**What is needed**
Only the number is needed: how many lines of the records include "JSON"?

**Information supplied**
— Begin —

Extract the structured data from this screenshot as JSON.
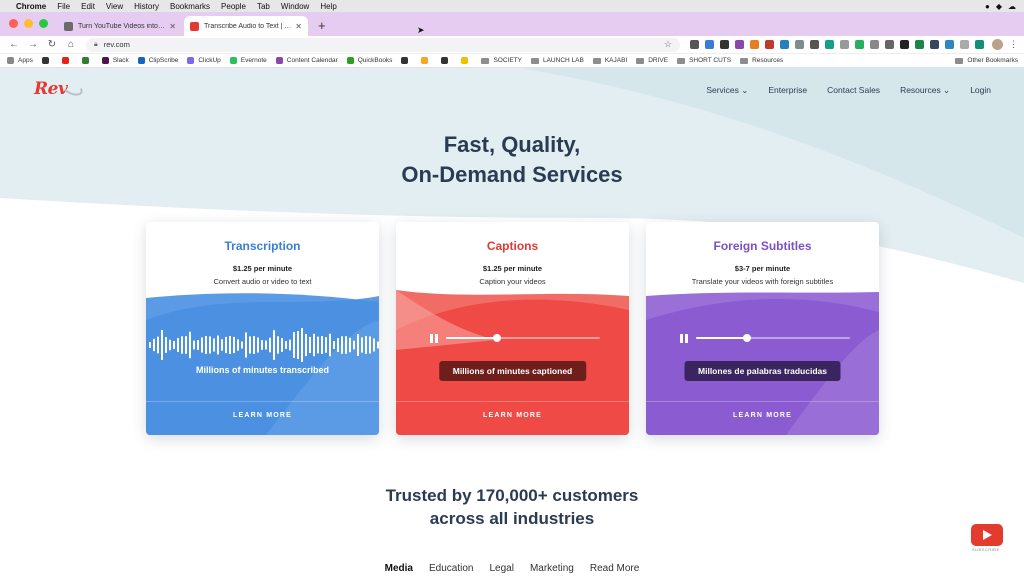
{
  "menubar": {
    "app": "Chrome",
    "items": [
      "File",
      "Edit",
      "View",
      "History",
      "Bookmarks",
      "People",
      "Tab",
      "Window",
      "Help"
    ]
  },
  "tabs": [
    {
      "title": "Turn YouTube Videos into Blog P",
      "favicon_color": "#6b6b6b",
      "active": false
    },
    {
      "title": "Transcribe Audio to Text | Transc",
      "favicon_color": "#e03a35",
      "active": true
    }
  ],
  "address": {
    "url": "rev.com"
  },
  "bookmarks": [
    {
      "label": "Apps",
      "color": "#888888"
    },
    {
      "label": "",
      "color": "#333333"
    },
    {
      "label": "",
      "color": "#e62117"
    },
    {
      "label": "",
      "color": "#2e7d32"
    },
    {
      "label": "Slack",
      "color": "#4a154b"
    },
    {
      "label": "ClipScribe",
      "color": "#1565c0"
    },
    {
      "label": "ClickUp",
      "color": "#7b68ee"
    },
    {
      "label": "Evernote",
      "color": "#2dbe60"
    },
    {
      "label": "Content Calendar",
      "color": "#8e44ad"
    },
    {
      "label": "QuickBooks",
      "color": "#2ca01c"
    },
    {
      "label": "",
      "color": "#333333"
    },
    {
      "label": "",
      "color": "#f5a623"
    },
    {
      "label": "",
      "color": "#333333"
    },
    {
      "label": "",
      "color": "#f0c000"
    },
    {
      "label": "SOCIETY",
      "folder": true
    },
    {
      "label": "LAUNCH LAB",
      "folder": true
    },
    {
      "label": "KAJABI",
      "folder": true
    },
    {
      "label": "DRIVE",
      "folder": true
    },
    {
      "label": "SHORT CUTS",
      "folder": true
    },
    {
      "label": "Resources",
      "folder": true
    }
  ],
  "other_bookmarks": "Other Bookmarks",
  "site": {
    "logo": "Rev",
    "nav": [
      "Services ⌄",
      "Enterprise",
      "Contact Sales",
      "Resources ⌄",
      "Login"
    ],
    "hero_line1": "Fast, Quality,",
    "hero_line2": "On-Demand Services"
  },
  "cards": [
    {
      "title": "Transcription",
      "price": "$1.25 per minute",
      "desc": "Convert audio or video to text",
      "stat": "Millions of minutes transcribed",
      "cta": "LEARN MORE",
      "color": "#4a8fe0",
      "title_color": "#3b7fd4"
    },
    {
      "title": "Captions",
      "price": "$1.25 per minute",
      "desc": "Caption your videos",
      "stat": "Millions of minutes captioned",
      "cta": "LEARN MORE",
      "color": "#ef4a45",
      "title_color": "#e03a35",
      "progress": 0.33
    },
    {
      "title": "Foreign Subtitles",
      "price": "$3-7 per minute",
      "desc": "Translate your videos with foreign subtitles",
      "stat": "Millones de palabras traducidas",
      "cta": "LEARN MORE",
      "color": "#8a5bd1",
      "title_color": "#7c4fc6",
      "progress": 0.33
    }
  ],
  "trusted_line1": "Trusted by 170,000+ customers",
  "trusted_line2": "across all industries",
  "industries": [
    "Media",
    "Education",
    "Legal",
    "Marketing",
    "Read More"
  ],
  "youtube_label": "SUBSCRIBE"
}
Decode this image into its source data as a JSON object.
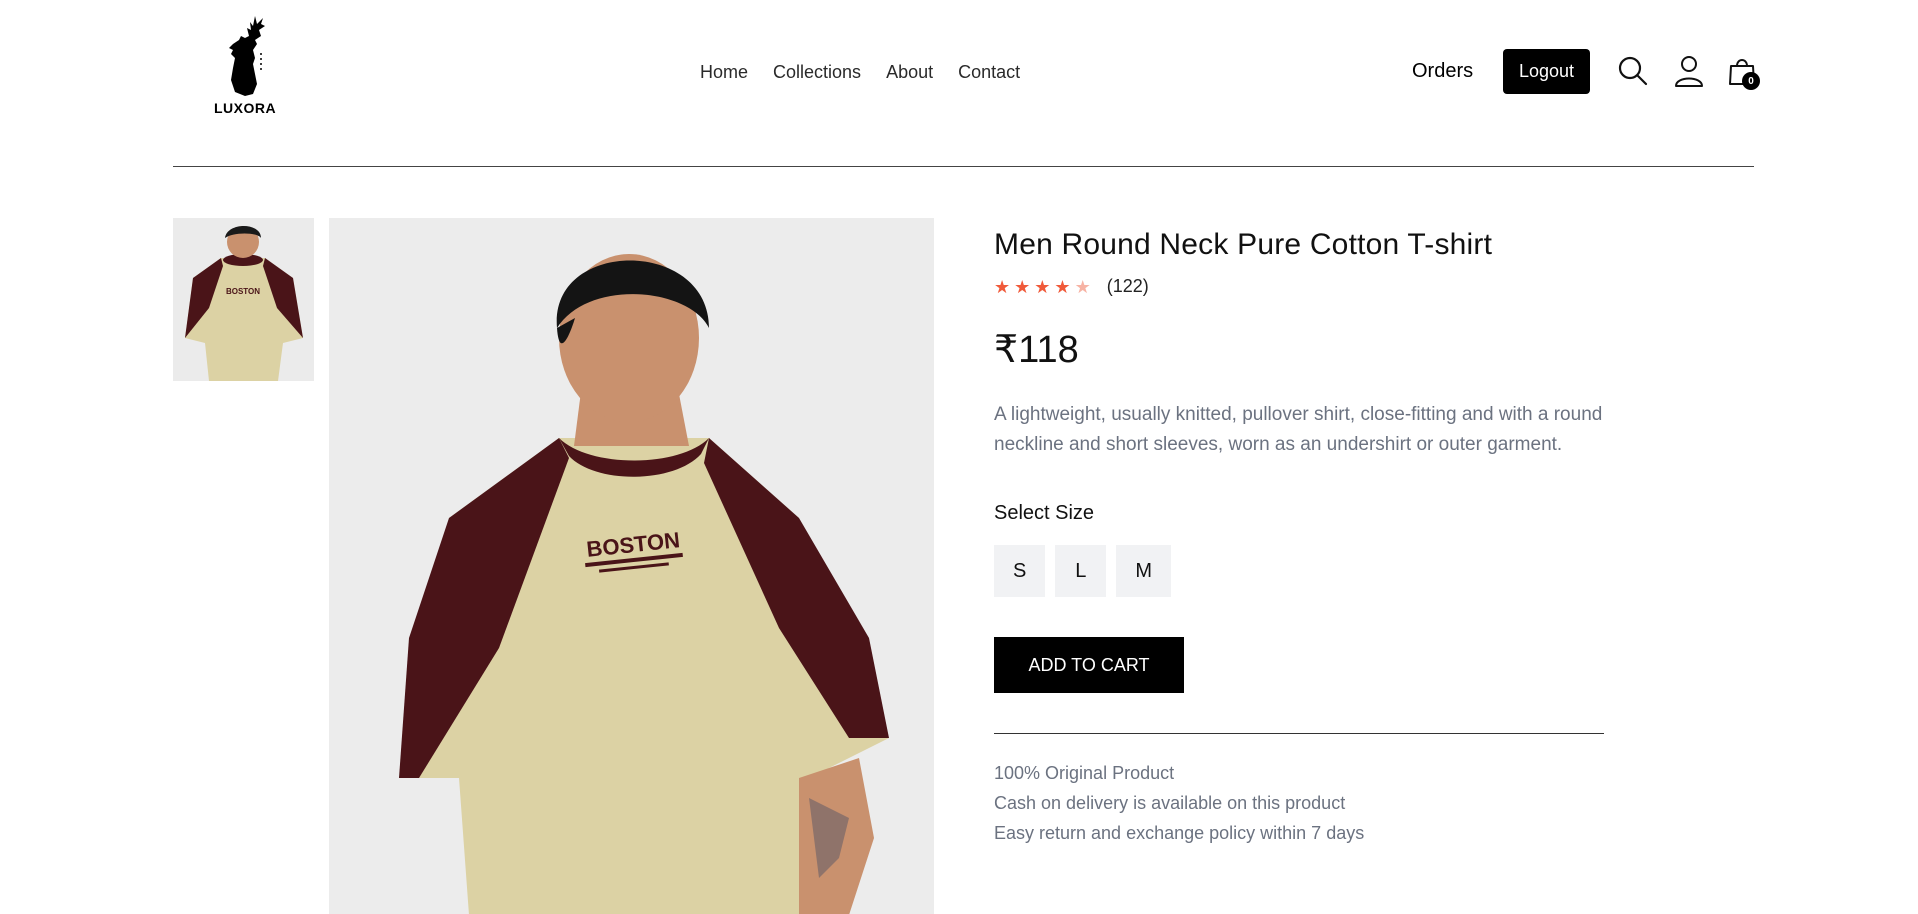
{
  "brand": {
    "name": "LUXORA"
  },
  "nav": {
    "items": [
      "Home",
      "Collections",
      "About",
      "Contact"
    ]
  },
  "header": {
    "orders_label": "Orders",
    "logout_label": "Logout",
    "cart_count": "0"
  },
  "product": {
    "title": "Men Round Neck Pure Cotton T-shirt",
    "rating": 4,
    "rating_max": 5,
    "review_count": "(122)",
    "price": "₹118",
    "description": "A lightweight, usually knitted, pullover shirt, close-fitting and with a round neckline and short sleeves, worn as an undershirt or outer garment.",
    "size_label": "Select Size",
    "sizes": [
      "S",
      "L",
      "M"
    ],
    "add_to_cart_label": "ADD TO CART",
    "image_print_text": "BOSTON",
    "notes": [
      "100% Original Product",
      "Cash on delivery is available on this product",
      "Easy return and exchange policy within 7 days"
    ]
  },
  "colors": {
    "accent": "#000000",
    "star_on": "#f05a3a",
    "star_off": "#f7b3a4",
    "muted_text": "#6b7280",
    "shirt_body": "#dcd2a4",
    "shirt_sleeve": "#4a1418"
  },
  "icons": [
    "search-icon",
    "user-icon",
    "shopping-bag-icon",
    "star-icon",
    "deer-logo-icon"
  ]
}
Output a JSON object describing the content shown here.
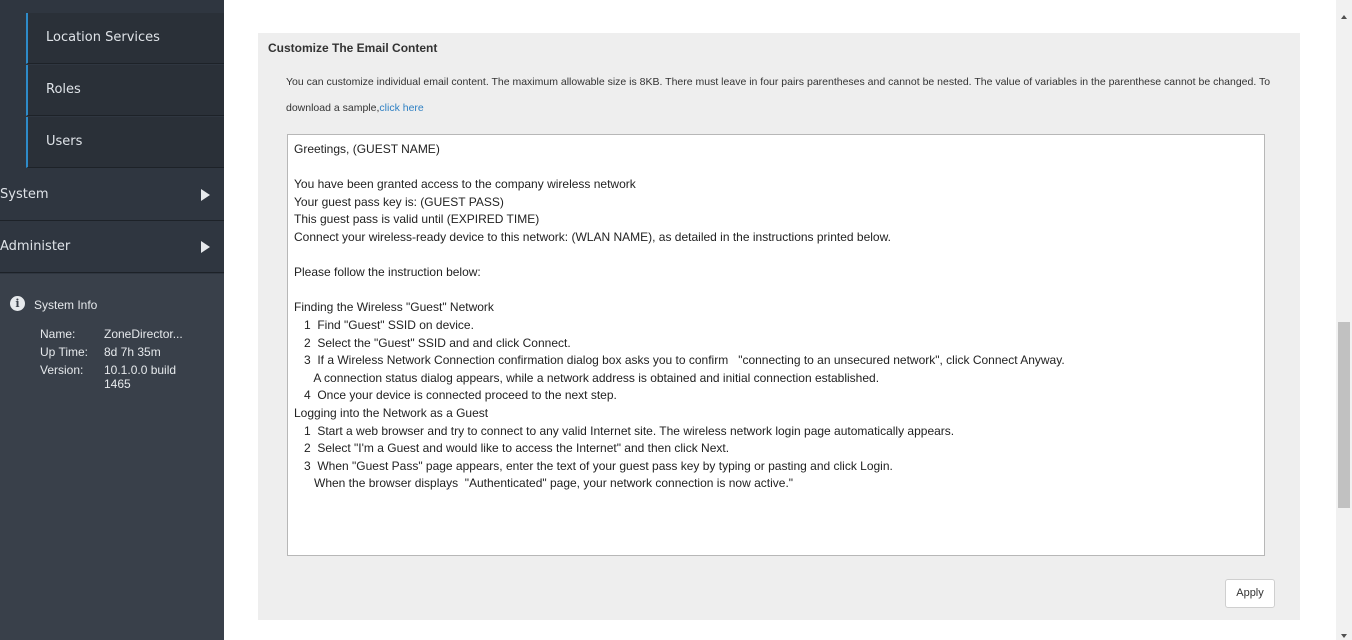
{
  "sidebar": {
    "sub_items": [
      {
        "label": "Location Services"
      },
      {
        "label": "Roles"
      },
      {
        "label": "Users"
      }
    ],
    "nav_items": [
      {
        "label": "System"
      },
      {
        "label": "Administer"
      }
    ],
    "system_info": {
      "title": "System Info",
      "name_label": "Name:",
      "name_value": "ZoneDirector...",
      "uptime_label": "Up Time:",
      "uptime_value": "8d 7h 35m",
      "version_label": "Version:",
      "version_value": "10.1.0.0 build 1465"
    }
  },
  "main": {
    "section_title": "Customize The Email Content",
    "description": "You can customize individual email content. The maximum allowable size is 8KB. There must leave in four pairs parentheses and cannot be nested. The value of variables in the parenthese cannot be changed. To download a sample,",
    "download_link": "click here",
    "email_content": "Greetings, (GUEST NAME)\n\nYou have been granted access to the company wireless network\nYour guest pass key is: (GUEST PASS)\nThis guest pass is valid until (EXPIRED TIME)\nConnect your wireless-ready device to this network: (WLAN NAME), as detailed in the instructions printed below.\n\nPlease follow the instruction below:\n\nFinding the Wireless \"Guest\" Network\n   1  Find \"Guest\" SSID on device.\n   2  Select the \"Guest\" SSID and and click Connect.\n   3  If a Wireless Network Connection confirmation dialog box asks you to confirm   \"connecting to an unsecured network\", click Connect Anyway.\n      A connection status dialog appears, while a network address is obtained and initial connection established.\n   4  Once your device is connected proceed to the next step.\nLogging into the Network as a Guest\n   1  Start a web browser and try to connect to any valid Internet site. The wireless network login page automatically appears.\n   2  Select \"I'm a Guest and would like to access the Internet\" and then click Next.\n   3  When \"Guest Pass\" page appears, enter the text of your guest pass key by typing or pasting and click Login.\n      When the browser displays  \"Authenticated\" page, your network connection is now active.\"",
    "apply_label": "Apply"
  }
}
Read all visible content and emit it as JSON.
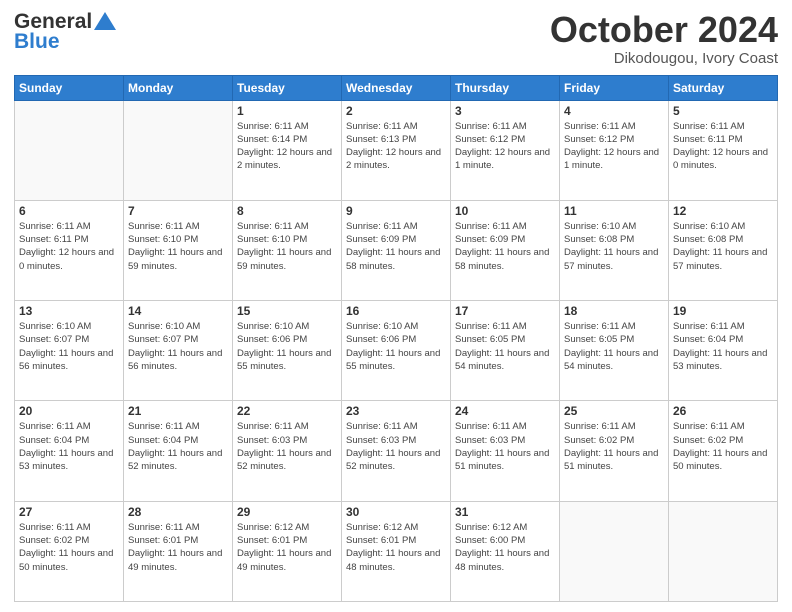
{
  "header": {
    "logo_line1": "General",
    "logo_line2": "Blue",
    "title": "October 2024",
    "subtitle": "Dikodougou, Ivory Coast"
  },
  "days_of_week": [
    "Sunday",
    "Monday",
    "Tuesday",
    "Wednesday",
    "Thursday",
    "Friday",
    "Saturday"
  ],
  "weeks": [
    [
      {
        "day": "",
        "info": ""
      },
      {
        "day": "",
        "info": ""
      },
      {
        "day": "1",
        "info": "Sunrise: 6:11 AM\nSunset: 6:14 PM\nDaylight: 12 hours and 2 minutes."
      },
      {
        "day": "2",
        "info": "Sunrise: 6:11 AM\nSunset: 6:13 PM\nDaylight: 12 hours and 2 minutes."
      },
      {
        "day": "3",
        "info": "Sunrise: 6:11 AM\nSunset: 6:12 PM\nDaylight: 12 hours and 1 minute."
      },
      {
        "day": "4",
        "info": "Sunrise: 6:11 AM\nSunset: 6:12 PM\nDaylight: 12 hours and 1 minute."
      },
      {
        "day": "5",
        "info": "Sunrise: 6:11 AM\nSunset: 6:11 PM\nDaylight: 12 hours and 0 minutes."
      }
    ],
    [
      {
        "day": "6",
        "info": "Sunrise: 6:11 AM\nSunset: 6:11 PM\nDaylight: 12 hours and 0 minutes."
      },
      {
        "day": "7",
        "info": "Sunrise: 6:11 AM\nSunset: 6:10 PM\nDaylight: 11 hours and 59 minutes."
      },
      {
        "day": "8",
        "info": "Sunrise: 6:11 AM\nSunset: 6:10 PM\nDaylight: 11 hours and 59 minutes."
      },
      {
        "day": "9",
        "info": "Sunrise: 6:11 AM\nSunset: 6:09 PM\nDaylight: 11 hours and 58 minutes."
      },
      {
        "day": "10",
        "info": "Sunrise: 6:11 AM\nSunset: 6:09 PM\nDaylight: 11 hours and 58 minutes."
      },
      {
        "day": "11",
        "info": "Sunrise: 6:10 AM\nSunset: 6:08 PM\nDaylight: 11 hours and 57 minutes."
      },
      {
        "day": "12",
        "info": "Sunrise: 6:10 AM\nSunset: 6:08 PM\nDaylight: 11 hours and 57 minutes."
      }
    ],
    [
      {
        "day": "13",
        "info": "Sunrise: 6:10 AM\nSunset: 6:07 PM\nDaylight: 11 hours and 56 minutes."
      },
      {
        "day": "14",
        "info": "Sunrise: 6:10 AM\nSunset: 6:07 PM\nDaylight: 11 hours and 56 minutes."
      },
      {
        "day": "15",
        "info": "Sunrise: 6:10 AM\nSunset: 6:06 PM\nDaylight: 11 hours and 55 minutes."
      },
      {
        "day": "16",
        "info": "Sunrise: 6:10 AM\nSunset: 6:06 PM\nDaylight: 11 hours and 55 minutes."
      },
      {
        "day": "17",
        "info": "Sunrise: 6:11 AM\nSunset: 6:05 PM\nDaylight: 11 hours and 54 minutes."
      },
      {
        "day": "18",
        "info": "Sunrise: 6:11 AM\nSunset: 6:05 PM\nDaylight: 11 hours and 54 minutes."
      },
      {
        "day": "19",
        "info": "Sunrise: 6:11 AM\nSunset: 6:04 PM\nDaylight: 11 hours and 53 minutes."
      }
    ],
    [
      {
        "day": "20",
        "info": "Sunrise: 6:11 AM\nSunset: 6:04 PM\nDaylight: 11 hours and 53 minutes."
      },
      {
        "day": "21",
        "info": "Sunrise: 6:11 AM\nSunset: 6:04 PM\nDaylight: 11 hours and 52 minutes."
      },
      {
        "day": "22",
        "info": "Sunrise: 6:11 AM\nSunset: 6:03 PM\nDaylight: 11 hours and 52 minutes."
      },
      {
        "day": "23",
        "info": "Sunrise: 6:11 AM\nSunset: 6:03 PM\nDaylight: 11 hours and 52 minutes."
      },
      {
        "day": "24",
        "info": "Sunrise: 6:11 AM\nSunset: 6:03 PM\nDaylight: 11 hours and 51 minutes."
      },
      {
        "day": "25",
        "info": "Sunrise: 6:11 AM\nSunset: 6:02 PM\nDaylight: 11 hours and 51 minutes."
      },
      {
        "day": "26",
        "info": "Sunrise: 6:11 AM\nSunset: 6:02 PM\nDaylight: 11 hours and 50 minutes."
      }
    ],
    [
      {
        "day": "27",
        "info": "Sunrise: 6:11 AM\nSunset: 6:02 PM\nDaylight: 11 hours and 50 minutes."
      },
      {
        "day": "28",
        "info": "Sunrise: 6:11 AM\nSunset: 6:01 PM\nDaylight: 11 hours and 49 minutes."
      },
      {
        "day": "29",
        "info": "Sunrise: 6:12 AM\nSunset: 6:01 PM\nDaylight: 11 hours and 49 minutes."
      },
      {
        "day": "30",
        "info": "Sunrise: 6:12 AM\nSunset: 6:01 PM\nDaylight: 11 hours and 48 minutes."
      },
      {
        "day": "31",
        "info": "Sunrise: 6:12 AM\nSunset: 6:00 PM\nDaylight: 11 hours and 48 minutes."
      },
      {
        "day": "",
        "info": ""
      },
      {
        "day": "",
        "info": ""
      }
    ]
  ]
}
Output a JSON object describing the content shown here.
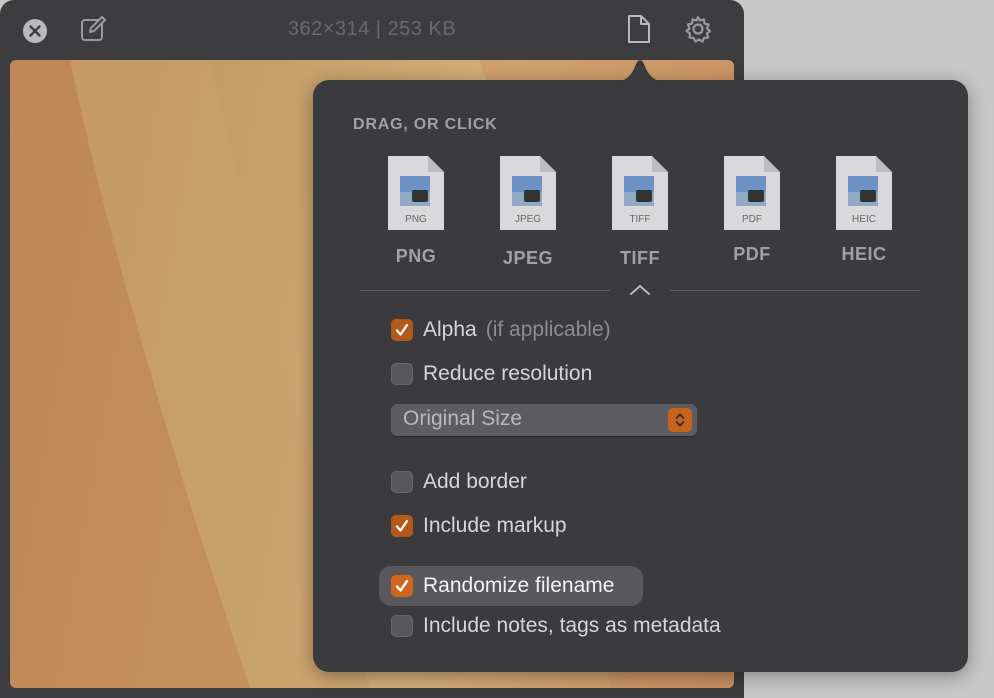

— End —

**Solution for this problem**
5